[Start]

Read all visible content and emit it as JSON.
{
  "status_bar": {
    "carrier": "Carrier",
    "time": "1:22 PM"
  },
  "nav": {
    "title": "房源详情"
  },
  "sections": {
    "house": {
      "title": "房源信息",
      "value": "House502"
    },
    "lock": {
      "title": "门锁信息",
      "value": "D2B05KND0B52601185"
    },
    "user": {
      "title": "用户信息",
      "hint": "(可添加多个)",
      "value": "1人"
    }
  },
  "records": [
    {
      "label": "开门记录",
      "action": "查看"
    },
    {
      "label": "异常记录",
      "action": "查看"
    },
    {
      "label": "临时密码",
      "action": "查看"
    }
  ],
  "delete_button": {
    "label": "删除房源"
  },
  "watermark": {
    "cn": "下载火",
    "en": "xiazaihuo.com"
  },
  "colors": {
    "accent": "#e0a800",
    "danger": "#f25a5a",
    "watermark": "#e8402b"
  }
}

[End]

§ **TASK DETAILS**
Pick out every line holding the string "title" and return it.

§ **EXPECTED ANSWER**
    "title": "房源详情"
      "title": "房源信息",
      "title": "门锁信息",
      "title": "用户信息",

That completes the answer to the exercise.